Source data
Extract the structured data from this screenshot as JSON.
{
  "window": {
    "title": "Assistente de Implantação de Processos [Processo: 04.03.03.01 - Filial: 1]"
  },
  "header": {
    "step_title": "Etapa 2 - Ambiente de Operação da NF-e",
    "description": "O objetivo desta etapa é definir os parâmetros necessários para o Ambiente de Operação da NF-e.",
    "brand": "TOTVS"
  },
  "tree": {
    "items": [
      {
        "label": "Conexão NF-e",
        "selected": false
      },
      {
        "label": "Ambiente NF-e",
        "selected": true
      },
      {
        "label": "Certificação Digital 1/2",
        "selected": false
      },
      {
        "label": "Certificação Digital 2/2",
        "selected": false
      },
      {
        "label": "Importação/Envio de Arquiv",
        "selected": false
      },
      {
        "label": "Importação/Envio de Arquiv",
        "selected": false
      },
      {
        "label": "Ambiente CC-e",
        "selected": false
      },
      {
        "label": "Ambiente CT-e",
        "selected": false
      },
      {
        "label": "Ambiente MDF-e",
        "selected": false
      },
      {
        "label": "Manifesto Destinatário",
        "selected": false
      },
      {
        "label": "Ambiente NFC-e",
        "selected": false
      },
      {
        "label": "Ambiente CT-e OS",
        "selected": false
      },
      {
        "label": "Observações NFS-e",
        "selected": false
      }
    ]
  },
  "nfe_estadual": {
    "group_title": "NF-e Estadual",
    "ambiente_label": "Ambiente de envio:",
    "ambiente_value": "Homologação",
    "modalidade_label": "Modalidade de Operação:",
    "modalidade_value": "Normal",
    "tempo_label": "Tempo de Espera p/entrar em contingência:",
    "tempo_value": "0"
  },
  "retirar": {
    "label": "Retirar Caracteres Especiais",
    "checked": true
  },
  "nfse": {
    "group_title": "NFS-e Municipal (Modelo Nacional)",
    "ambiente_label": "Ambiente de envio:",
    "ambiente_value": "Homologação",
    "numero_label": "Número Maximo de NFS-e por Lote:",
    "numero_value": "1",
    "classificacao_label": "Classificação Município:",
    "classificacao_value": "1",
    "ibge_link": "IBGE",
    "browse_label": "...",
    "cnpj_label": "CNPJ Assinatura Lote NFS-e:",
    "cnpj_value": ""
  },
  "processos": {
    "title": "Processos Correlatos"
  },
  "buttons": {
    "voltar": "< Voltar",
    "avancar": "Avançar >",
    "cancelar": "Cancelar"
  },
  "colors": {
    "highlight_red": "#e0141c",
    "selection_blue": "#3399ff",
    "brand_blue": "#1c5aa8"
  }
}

* [Task statement]: Your task is to reproduce all of the records exactly.

* [Result of the task]:
Extract the structured data from this screenshot as JSON.
{
  "window": {
    "title": "Assistente de Implantação de Processos [Processo: 04.03.03.01 - Filial: 1]"
  },
  "header": {
    "step_title": "Etapa 2 - Ambiente de Operação da NF-e",
    "description": "O objetivo desta etapa é definir os parâmetros necessários para o Ambiente de Operação da NF-e.",
    "brand": "TOTVS"
  },
  "tree": {
    "items": [
      {
        "label": "Conexão NF-e",
        "selected": false
      },
      {
        "label": "Ambiente NF-e",
        "selected": true
      },
      {
        "label": "Certificação Digital 1/2",
        "selected": false
      },
      {
        "label": "Certificação Digital 2/2",
        "selected": false
      },
      {
        "label": "Importação/Envio de Arquiv",
        "selected": false
      },
      {
        "label": "Importação/Envio de Arquiv",
        "selected": false
      },
      {
        "label": "Ambiente CC-e",
        "selected": false
      },
      {
        "label": "Ambiente CT-e",
        "selected": false
      },
      {
        "label": "Ambiente MDF-e",
        "selected": false
      },
      {
        "label": "Manifesto Destinatário",
        "selected": false
      },
      {
        "label": "Ambiente NFC-e",
        "selected": false
      },
      {
        "label": "Ambiente CT-e OS",
        "selected": false
      },
      {
        "label": "Observações NFS-e",
        "selected": false
      }
    ]
  },
  "nfe_estadual": {
    "group_title": "NF-e Estadual",
    "ambiente_label": "Ambiente de envio:",
    "ambiente_value": "Homologação",
    "modalidade_label": "Modalidade de Operação:",
    "modalidade_value": "Normal",
    "tempo_label": "Tempo de Espera p/entrar em contingência:",
    "tempo_value": "0"
  },
  "retirar": {
    "label": "Retirar Caracteres Especiais",
    "checked": true
  },
  "nfse": {
    "group_title": "NFS-e Municipal (Modelo Nacional)",
    "ambiente_label": "Ambiente de envio:",
    "ambiente_value": "Homologação",
    "numero_label": "Número Maximo de NFS-e por Lote:",
    "numero_value": "1",
    "classificacao_label": "Classificação Município:",
    "classificacao_value": "1",
    "ibge_link": "IBGE",
    "browse_label": "...",
    "cnpj_label": "CNPJ Assinatura Lote NFS-e:",
    "cnpj_value": ""
  },
  "processos": {
    "title": "Processos Correlatos"
  },
  "buttons": {
    "voltar": "< Voltar",
    "avancar": "Avançar >",
    "cancelar": "Cancelar"
  },
  "colors": {
    "highlight_red": "#e0141c",
    "selection_blue": "#3399ff",
    "brand_blue": "#1c5aa8"
  }
}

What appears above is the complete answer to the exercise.